:: To be done ::
Go through the records and show each line where the word "name" occurs.

[Collected data entries]
---------------
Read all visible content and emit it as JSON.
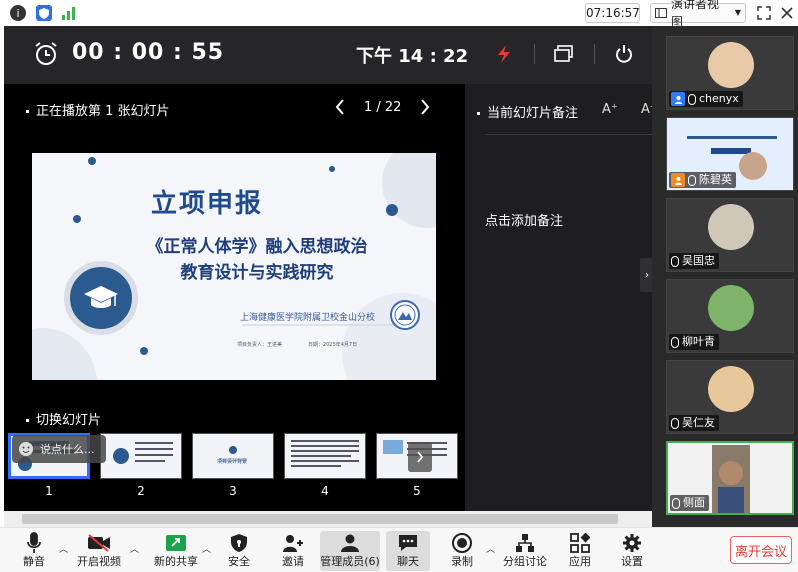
{
  "topbar": {
    "clock": "07:16:57",
    "view_selector": "演讲者视图",
    "icons": [
      "info-icon",
      "shield-icon",
      "signal-icon",
      "fullscreen-icon",
      "close-icon"
    ]
  },
  "presenter": {
    "timer": "00 : 00 : 55",
    "time_of_day": "下午 14 : 22",
    "now_playing": "正在播放第 1 张幻灯片",
    "page": "1 / 22",
    "notes_title": "当前幻灯片备注",
    "font_inc": "A⁺",
    "font_dec": "A⁻",
    "notes_placeholder": "点击添加备注",
    "thumbs_label": "切换幻灯片",
    "slide": {
      "title": "立项申报",
      "subtitle_line1": "《正常人体学》融入思想政治",
      "subtitle_line2": "教育设计与实践研究",
      "school": "上海健康医学院附属卫校金山分校",
      "meta_left": "项目负责人：王进美",
      "meta_right": "日期：2023年4月7日"
    },
    "thumbnails": [
      {
        "num": "1",
        "caption": ""
      },
      {
        "num": "2",
        "caption": ""
      },
      {
        "num": "3",
        "caption": "项目设计背景"
      },
      {
        "num": "4",
        "caption": ""
      },
      {
        "num": "5",
        "caption": ""
      }
    ],
    "chat_placeholder": "说点什么..."
  },
  "participants": [
    {
      "name": "chenyx"
    },
    {
      "name": "陈碧英"
    },
    {
      "name": "吴国忠"
    },
    {
      "name": "柳叶青"
    },
    {
      "name": "吴仁友"
    },
    {
      "name": "侧面"
    }
  ],
  "toolbar": {
    "mute": "静音",
    "video": "开启视频",
    "share": "新的共享",
    "security": "安全",
    "invite": "邀请",
    "members": "管理成员(6)",
    "chat": "聊天",
    "record": "录制",
    "breakout": "分组讨论",
    "apps": "应用",
    "settings": "设置",
    "leave": "离开会议"
  },
  "colors": {
    "accent_blue": "#2f6fff",
    "leave_red": "#e53935",
    "active_green": "#3fb24f",
    "slide_title_blue": "#1f4a8c"
  }
}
---------------
:: Response to this task ::
      "name": "chenyx"
      "name": "陈碧英"
      "name": "吴国忠"
      "name": "柳叶青"
      "name": "吴仁友"
      "name": "侧面"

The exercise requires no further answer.